━━━ GIVEN RECORDS

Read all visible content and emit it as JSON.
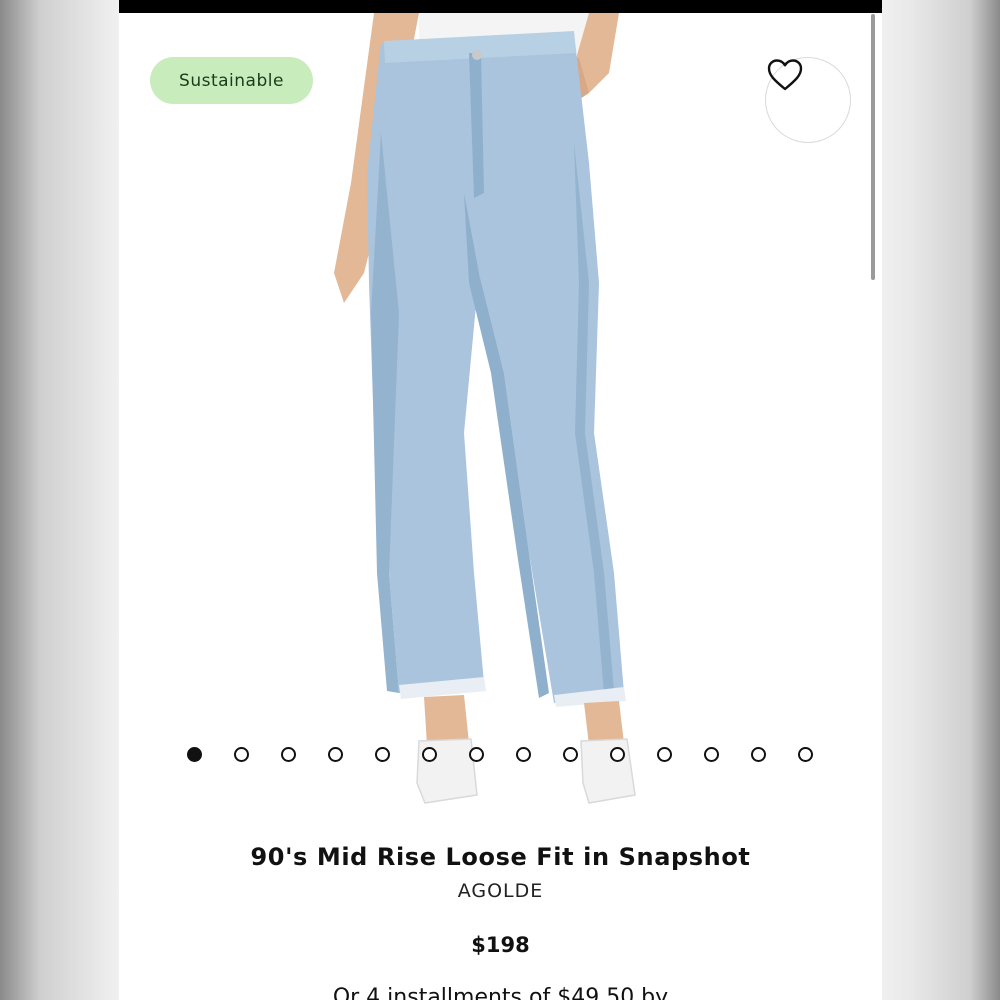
{
  "badge": {
    "label": "Sustainable"
  },
  "favorite": {
    "icon": "heart-outline-icon"
  },
  "carousel": {
    "total_images": 14,
    "active_index": 0
  },
  "product": {
    "name": "90's Mid Rise Loose Fit in Snapshot",
    "brand": "AGOLDE",
    "price": "$198"
  },
  "installments": {
    "text": "Or 4 installments of $49.50 by"
  },
  "colors": {
    "badge_bg": "#c9ecbd",
    "denim": "#a9c4dc",
    "text": "#111111"
  }
}
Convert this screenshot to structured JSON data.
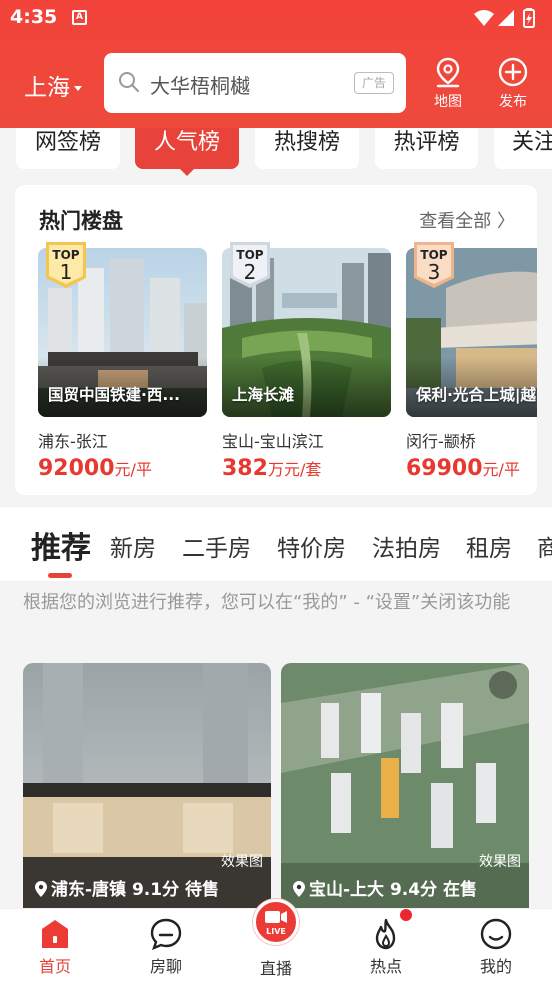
{
  "status": {
    "time": "4:35",
    "notification_icon": "A"
  },
  "header": {
    "city": "上海",
    "search_text": "大华梧桐樾",
    "ad_label": "广告",
    "map_label": "地图",
    "publish_label": "发布"
  },
  "rank_tabs": [
    "网签榜",
    "人气榜",
    "热搜榜",
    "热评榜",
    "关注"
  ],
  "hot": {
    "title": "热门楼盘",
    "view_all": "查看全部 〉",
    "items": [
      {
        "rank_top": "TOP",
        "rank": "1",
        "name": "国贸中国铁建·西...",
        "location": "浦东-张江",
        "price": "92000",
        "unit": "元/平"
      },
      {
        "rank_top": "TOP",
        "rank": "2",
        "name": "上海长滩",
        "location": "宝山-宝山滨江",
        "price": "382",
        "unit": "万元/套"
      },
      {
        "rank_top": "TOP",
        "rank": "3",
        "name": "保利·光合上城|越",
        "location": "闵行-颛桥",
        "price": "69900",
        "unit": "元/平"
      }
    ]
  },
  "categories": [
    "推荐",
    "新房",
    "二手房",
    "特价房",
    "法拍房",
    "租房",
    "商"
  ],
  "note": "根据您的浏览进行推荐，您可以在“我的” - “设置”关闭该功能",
  "listings": [
    {
      "tag": "效果图",
      "info": "浦东-唐镇  9.1分  待售"
    },
    {
      "tag": "效果图",
      "info": "宝山-上大  9.4分  在售"
    }
  ],
  "nav": {
    "home": "首页",
    "chat": "房聊",
    "live": "直播",
    "live_badge": "LIVE",
    "hot": "热点",
    "me": "我的"
  },
  "colors": {
    "brand": "#e8433a",
    "price": "#e8382f"
  }
}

━━━━━━

## WHAT IS EXPECTED
Look through the data and gather every line with the string "location" in it.

## EXERCISE OUTPUT
        "location": "浦东-张江",
        "location": "宝山-宝山滨江",
        "location": "闵行-颛桥",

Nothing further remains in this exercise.